→ **Dataset items**:
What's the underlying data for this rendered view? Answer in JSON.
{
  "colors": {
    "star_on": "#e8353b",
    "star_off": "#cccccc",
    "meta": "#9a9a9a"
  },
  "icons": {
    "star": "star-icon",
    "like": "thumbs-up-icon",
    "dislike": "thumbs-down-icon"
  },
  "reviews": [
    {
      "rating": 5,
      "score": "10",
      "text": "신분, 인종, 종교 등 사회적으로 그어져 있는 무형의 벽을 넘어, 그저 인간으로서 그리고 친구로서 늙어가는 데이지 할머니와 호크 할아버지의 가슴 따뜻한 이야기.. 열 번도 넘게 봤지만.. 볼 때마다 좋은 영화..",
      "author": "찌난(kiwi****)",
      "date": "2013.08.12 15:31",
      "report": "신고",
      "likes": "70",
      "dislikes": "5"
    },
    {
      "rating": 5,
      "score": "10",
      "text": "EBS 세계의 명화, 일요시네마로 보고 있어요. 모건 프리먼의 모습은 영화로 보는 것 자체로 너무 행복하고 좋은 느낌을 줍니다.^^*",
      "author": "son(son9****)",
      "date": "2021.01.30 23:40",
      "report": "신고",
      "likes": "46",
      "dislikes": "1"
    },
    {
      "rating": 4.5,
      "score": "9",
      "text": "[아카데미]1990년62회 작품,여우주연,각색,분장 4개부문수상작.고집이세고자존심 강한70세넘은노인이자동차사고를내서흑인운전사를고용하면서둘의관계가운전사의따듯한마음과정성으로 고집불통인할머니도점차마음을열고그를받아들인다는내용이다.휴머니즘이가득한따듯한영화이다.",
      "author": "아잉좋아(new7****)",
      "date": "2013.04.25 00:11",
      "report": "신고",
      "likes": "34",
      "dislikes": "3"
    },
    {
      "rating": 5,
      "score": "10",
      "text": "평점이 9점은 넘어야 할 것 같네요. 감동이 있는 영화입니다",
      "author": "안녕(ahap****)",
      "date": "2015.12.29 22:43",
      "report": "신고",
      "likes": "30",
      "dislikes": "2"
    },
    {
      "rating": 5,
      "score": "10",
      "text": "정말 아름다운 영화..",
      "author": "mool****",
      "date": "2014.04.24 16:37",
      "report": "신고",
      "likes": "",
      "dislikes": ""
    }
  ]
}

→ **REQUEST**:
Take the listing above and set it down exactly.

→ **RESPONSE TO THE EXERCISE**:
What's the underlying data for this rendered view? Answer in JSON.
{
  "colors": {
    "star_on": "#e8353b",
    "star_off": "#cccccc",
    "meta": "#9a9a9a"
  },
  "icons": {
    "star": "star-icon",
    "like": "thumbs-up-icon",
    "dislike": "thumbs-down-icon"
  },
  "reviews": [
    {
      "rating": 5,
      "score": "10",
      "text": "신분, 인종, 종교 등 사회적으로 그어져 있는 무형의 벽을 넘어, 그저 인간으로서 그리고 친구로서 늙어가는 데이지 할머니와 호크 할아버지의 가슴 따뜻한 이야기.. 열 번도 넘게 봤지만.. 볼 때마다 좋은 영화..",
      "author": "찌난(kiwi****)",
      "date": "2013.08.12 15:31",
      "report": "신고",
      "likes": "70",
      "dislikes": "5"
    },
    {
      "rating": 5,
      "score": "10",
      "text": "EBS 세계의 명화, 일요시네마로 보고 있어요. 모건 프리먼의 모습은 영화로 보는 것 자체로 너무 행복하고 좋은 느낌을 줍니다.^^*",
      "author": "son(son9****)",
      "date": "2021.01.30 23:40",
      "report": "신고",
      "likes": "46",
      "dislikes": "1"
    },
    {
      "rating": 4.5,
      "score": "9",
      "text": "[아카데미]1990년62회 작품,여우주연,각색,분장 4개부문수상작.고집이세고자존심 강한70세넘은노인이자동차사고를내서흑인운전사를고용하면서둘의관계가운전사의따듯한마음과정성으로 고집불통인할머니도점차마음을열고그를받아들인다는내용이다.휴머니즘이가득한따듯한영화이다.",
      "author": "아잉좋아(new7****)",
      "date": "2013.04.25 00:11",
      "report": "신고",
      "likes": "34",
      "dislikes": "3"
    },
    {
      "rating": 5,
      "score": "10",
      "text": "평점이 9점은 넘어야 할 것 같네요. 감동이 있는 영화입니다",
      "author": "안녕(ahap****)",
      "date": "2015.12.29 22:43",
      "report": "신고",
      "likes": "30",
      "dislikes": "2"
    },
    {
      "rating": 5,
      "score": "10",
      "text": "정말 아름다운 영화..",
      "author": "mool****",
      "date": "2014.04.24 16:37",
      "report": "신고",
      "likes": "",
      "dislikes": ""
    }
  ]
}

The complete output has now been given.